▶ **What to do**
a – Reproduce word for word the part of the passage on fiscal and monetary policy starting at "Expansionary fiscal policy" and ending at "well be coming.".
b – Using the passage on fiscal and monetary policy below, decide whether each statement agrees with it. Answer yes or no for each and quote the words of the passage that settle it. (i) Japan, though highly indebted, can still borrow very cheaply. (ii) Printing money, as the passage describes it, directly involves printing presses. (iii) Under quantitative easing, the government borrows from the markets rather than from the central bank.

▶ **Source text**
It is too easy to caricature the arguments about fiscal policy. A lot depends on the inherited fiscal position of the government,
the expected longevity and severity of the recession, and the design of the policy package. There are some legitimate criticisms
of what is called ‘toxic Keynesianism’: that the fiscal stimulus envisaged in the UK, particularly, may have the effect of
depressing consumer and private-sector confidence, because compensating tax increases or deep public spending cuts are clearly
signalled and because the public may be unconvinced that a return to long-term fiscal discipline is credible. I have taken
the view that in the current circumstances it is on balance right
to attempt a fiscal stimulus, recognizing, however, the risks. The alternative – prolonged and deepening slump – would be
worse.

Expansionary fiscal policy also has its limits and has to be treated with care. The bond markets, which the government use
to borrow money, may resist new issues, forcing up yields and the cost of capital. Some governments are already finding it
difficult to borrow, but while some highly indebted countries, such as Greece and Italy, pay a significant premium over US
bonds, other highly indebted governments, like Japan, can still borrow very cheaply because they have access to willing domestic
savers who trust government paper. Overall, there is no serious constraint at present on deficit financing through the markets,
but it may well be coming.

Supposing, however, that conventional monetary and fiscal policy fails: what then? Japan struggled for a decade with prolonged
recession brought about by a deflating property bubble and an overhang of debt. Fiscal stimuli and zero interest rates didn’t
work. One solution to this problem, were it to arise now in major economies, would be for governments directly to expand the
money supply. The euphemism ‘quantitative easing’ is increasingly being used in the USA and the UK, and was advocated by Mr
Ben Bernanke of the US Federal Reserve when Japan was mired in its crisis. Essentially, the government borrows from the central
bank rather than the markets. The government, in effect, leaves its deficit unfunded. The money created could be used either
to give money to individuals, bypassing banks and money markets, or to support and cheapen the government’s market borrowing
(by the government offering cash to buy up its own long-term bonds). Or it could be used to buy up a variety of private assets,
including bad and toxic debt, in order to encourage new lending. Carefully managed, the inflationary impact of money expansion
– which is popularly described as printing money though it does not directly involve printing presses – would simply offset
the forces of deflation. The problem is, however, that governments might not know when to stop. They might be tempted to create
inflation to revive the economy by rescuing debtors (at the expense of savers). Fears
that governments might be headed down the road to Mugabe’s Zimbabwe or the Weimar Republic could frighten currency markets
and, of course, voters. Such fears are, however, far-fetched and the major experiments so far have been carefully conducted.

▶ **Information given**
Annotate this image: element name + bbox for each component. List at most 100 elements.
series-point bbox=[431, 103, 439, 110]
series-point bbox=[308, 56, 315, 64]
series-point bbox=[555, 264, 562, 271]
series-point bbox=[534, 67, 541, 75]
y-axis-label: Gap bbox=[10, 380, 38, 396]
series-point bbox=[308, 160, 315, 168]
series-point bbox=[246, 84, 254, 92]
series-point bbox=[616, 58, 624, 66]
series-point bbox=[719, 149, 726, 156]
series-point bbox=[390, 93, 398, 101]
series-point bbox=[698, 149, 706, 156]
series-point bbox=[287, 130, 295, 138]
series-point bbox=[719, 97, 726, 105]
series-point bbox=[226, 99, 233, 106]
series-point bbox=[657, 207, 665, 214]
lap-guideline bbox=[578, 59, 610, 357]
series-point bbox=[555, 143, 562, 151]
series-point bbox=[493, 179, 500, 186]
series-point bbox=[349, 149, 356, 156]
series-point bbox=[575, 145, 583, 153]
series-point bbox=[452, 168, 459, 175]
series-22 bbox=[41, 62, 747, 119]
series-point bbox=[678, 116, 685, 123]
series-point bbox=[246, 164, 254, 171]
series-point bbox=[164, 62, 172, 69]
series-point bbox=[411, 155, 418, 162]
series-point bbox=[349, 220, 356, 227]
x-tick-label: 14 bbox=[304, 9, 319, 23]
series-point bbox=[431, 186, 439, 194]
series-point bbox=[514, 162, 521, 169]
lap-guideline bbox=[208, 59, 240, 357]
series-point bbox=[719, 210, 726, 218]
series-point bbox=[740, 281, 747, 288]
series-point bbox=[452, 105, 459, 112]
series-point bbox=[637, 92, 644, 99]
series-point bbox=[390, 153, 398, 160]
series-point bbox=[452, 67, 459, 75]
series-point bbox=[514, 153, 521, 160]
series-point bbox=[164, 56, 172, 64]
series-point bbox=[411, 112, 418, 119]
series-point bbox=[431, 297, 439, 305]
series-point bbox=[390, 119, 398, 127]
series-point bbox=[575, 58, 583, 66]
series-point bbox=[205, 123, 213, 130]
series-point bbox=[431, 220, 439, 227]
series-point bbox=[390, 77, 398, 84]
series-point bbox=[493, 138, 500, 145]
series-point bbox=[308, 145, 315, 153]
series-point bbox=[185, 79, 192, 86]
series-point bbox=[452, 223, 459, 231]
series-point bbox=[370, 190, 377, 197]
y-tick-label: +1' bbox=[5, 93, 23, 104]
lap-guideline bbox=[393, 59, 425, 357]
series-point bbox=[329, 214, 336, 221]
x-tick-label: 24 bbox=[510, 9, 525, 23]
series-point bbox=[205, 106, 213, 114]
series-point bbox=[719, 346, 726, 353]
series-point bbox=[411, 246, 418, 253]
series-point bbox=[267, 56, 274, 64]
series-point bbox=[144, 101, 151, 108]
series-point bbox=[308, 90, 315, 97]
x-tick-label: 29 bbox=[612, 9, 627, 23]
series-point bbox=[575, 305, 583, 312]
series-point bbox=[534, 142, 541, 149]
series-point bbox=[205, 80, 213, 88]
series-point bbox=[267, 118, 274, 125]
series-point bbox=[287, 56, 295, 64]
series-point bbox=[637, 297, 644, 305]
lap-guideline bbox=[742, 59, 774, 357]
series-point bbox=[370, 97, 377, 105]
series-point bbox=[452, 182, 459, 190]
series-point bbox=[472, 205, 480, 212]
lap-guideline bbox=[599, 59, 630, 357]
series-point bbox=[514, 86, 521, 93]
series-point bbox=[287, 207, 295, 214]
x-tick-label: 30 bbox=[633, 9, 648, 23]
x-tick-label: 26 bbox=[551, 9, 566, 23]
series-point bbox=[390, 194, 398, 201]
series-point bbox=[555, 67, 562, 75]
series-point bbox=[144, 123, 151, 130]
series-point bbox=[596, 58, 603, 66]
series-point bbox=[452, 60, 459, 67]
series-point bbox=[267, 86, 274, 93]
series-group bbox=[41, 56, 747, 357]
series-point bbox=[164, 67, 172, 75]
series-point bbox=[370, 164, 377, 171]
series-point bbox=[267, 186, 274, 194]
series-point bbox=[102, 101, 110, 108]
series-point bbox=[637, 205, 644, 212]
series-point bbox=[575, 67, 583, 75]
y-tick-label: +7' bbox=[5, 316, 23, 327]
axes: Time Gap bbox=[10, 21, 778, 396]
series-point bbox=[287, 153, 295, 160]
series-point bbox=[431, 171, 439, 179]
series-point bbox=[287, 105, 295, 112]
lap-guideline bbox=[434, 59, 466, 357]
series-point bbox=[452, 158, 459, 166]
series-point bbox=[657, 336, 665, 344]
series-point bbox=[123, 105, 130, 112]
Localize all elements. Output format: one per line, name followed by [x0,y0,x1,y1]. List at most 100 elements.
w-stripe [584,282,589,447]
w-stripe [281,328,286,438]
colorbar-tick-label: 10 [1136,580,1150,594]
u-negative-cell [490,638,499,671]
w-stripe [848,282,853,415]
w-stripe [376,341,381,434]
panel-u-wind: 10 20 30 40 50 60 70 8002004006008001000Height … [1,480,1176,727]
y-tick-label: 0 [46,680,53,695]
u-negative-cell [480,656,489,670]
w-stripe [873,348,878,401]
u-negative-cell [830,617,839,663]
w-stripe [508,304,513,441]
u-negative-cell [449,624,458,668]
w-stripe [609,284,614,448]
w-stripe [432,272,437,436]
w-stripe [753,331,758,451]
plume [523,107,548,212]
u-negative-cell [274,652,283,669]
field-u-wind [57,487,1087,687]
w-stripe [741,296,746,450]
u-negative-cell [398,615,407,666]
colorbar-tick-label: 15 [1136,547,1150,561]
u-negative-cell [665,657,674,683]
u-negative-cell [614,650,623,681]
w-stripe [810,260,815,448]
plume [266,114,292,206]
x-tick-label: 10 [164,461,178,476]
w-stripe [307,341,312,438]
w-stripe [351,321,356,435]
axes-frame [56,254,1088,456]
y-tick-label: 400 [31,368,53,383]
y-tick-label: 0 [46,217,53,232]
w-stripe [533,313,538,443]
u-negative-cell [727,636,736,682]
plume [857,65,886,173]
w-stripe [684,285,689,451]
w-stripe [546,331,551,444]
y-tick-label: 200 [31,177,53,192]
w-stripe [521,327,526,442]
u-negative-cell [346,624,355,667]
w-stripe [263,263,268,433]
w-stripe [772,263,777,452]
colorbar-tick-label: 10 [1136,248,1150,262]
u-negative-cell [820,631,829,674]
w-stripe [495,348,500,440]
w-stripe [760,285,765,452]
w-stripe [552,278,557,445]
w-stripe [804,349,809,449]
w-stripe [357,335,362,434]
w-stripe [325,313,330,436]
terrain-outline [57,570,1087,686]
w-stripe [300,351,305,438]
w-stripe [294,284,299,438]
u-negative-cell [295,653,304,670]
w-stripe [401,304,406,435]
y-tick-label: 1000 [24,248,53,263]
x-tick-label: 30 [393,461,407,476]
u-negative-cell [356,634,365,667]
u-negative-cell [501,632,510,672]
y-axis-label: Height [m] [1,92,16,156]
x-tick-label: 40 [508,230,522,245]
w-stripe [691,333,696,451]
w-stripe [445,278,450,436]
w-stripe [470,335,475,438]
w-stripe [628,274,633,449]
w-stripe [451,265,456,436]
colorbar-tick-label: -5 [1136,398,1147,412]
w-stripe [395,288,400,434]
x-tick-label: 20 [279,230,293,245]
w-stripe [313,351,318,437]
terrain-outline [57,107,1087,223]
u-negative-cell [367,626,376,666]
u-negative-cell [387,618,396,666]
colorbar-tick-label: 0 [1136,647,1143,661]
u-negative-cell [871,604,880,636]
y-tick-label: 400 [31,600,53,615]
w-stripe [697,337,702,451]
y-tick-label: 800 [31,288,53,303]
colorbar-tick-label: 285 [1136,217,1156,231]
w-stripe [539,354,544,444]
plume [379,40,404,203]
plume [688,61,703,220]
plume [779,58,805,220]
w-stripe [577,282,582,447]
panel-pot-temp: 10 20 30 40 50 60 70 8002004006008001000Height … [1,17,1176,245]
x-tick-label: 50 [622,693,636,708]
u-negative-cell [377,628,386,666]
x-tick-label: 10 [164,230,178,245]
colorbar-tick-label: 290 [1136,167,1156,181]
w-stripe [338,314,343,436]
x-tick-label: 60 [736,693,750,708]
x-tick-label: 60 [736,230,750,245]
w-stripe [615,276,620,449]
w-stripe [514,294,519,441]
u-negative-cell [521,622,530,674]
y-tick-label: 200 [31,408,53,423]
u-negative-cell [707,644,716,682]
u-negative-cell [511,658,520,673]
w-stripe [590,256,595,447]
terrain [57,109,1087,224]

▶ **Results of the tasks**
a –
Expansionary fiscal policy also has its limits and has to be treated with care. The bond markets, which the government use
to borrow money, may resist new issues, forcing up yields and the cost of capital. Some governments are already finding it
difficult to borrow, but while some highly indebted countries, such as Greece and Italy, pay a significant premium over US
bonds, other highly indebted governments, like Japan, can still borrow very cheaply because they have access to willing domestic
savers who trust government paper. Overall, there is no serious constraint at present on deficit financing through the markets,
but it may well be coming.

b –
(i) Yes: "other highly indebted governments, like Japan, can still borrow very cheaply"
(ii) No: "it does not directly involve printing presses"
(iii) No: "the government borrows from the central bank rather than the markets"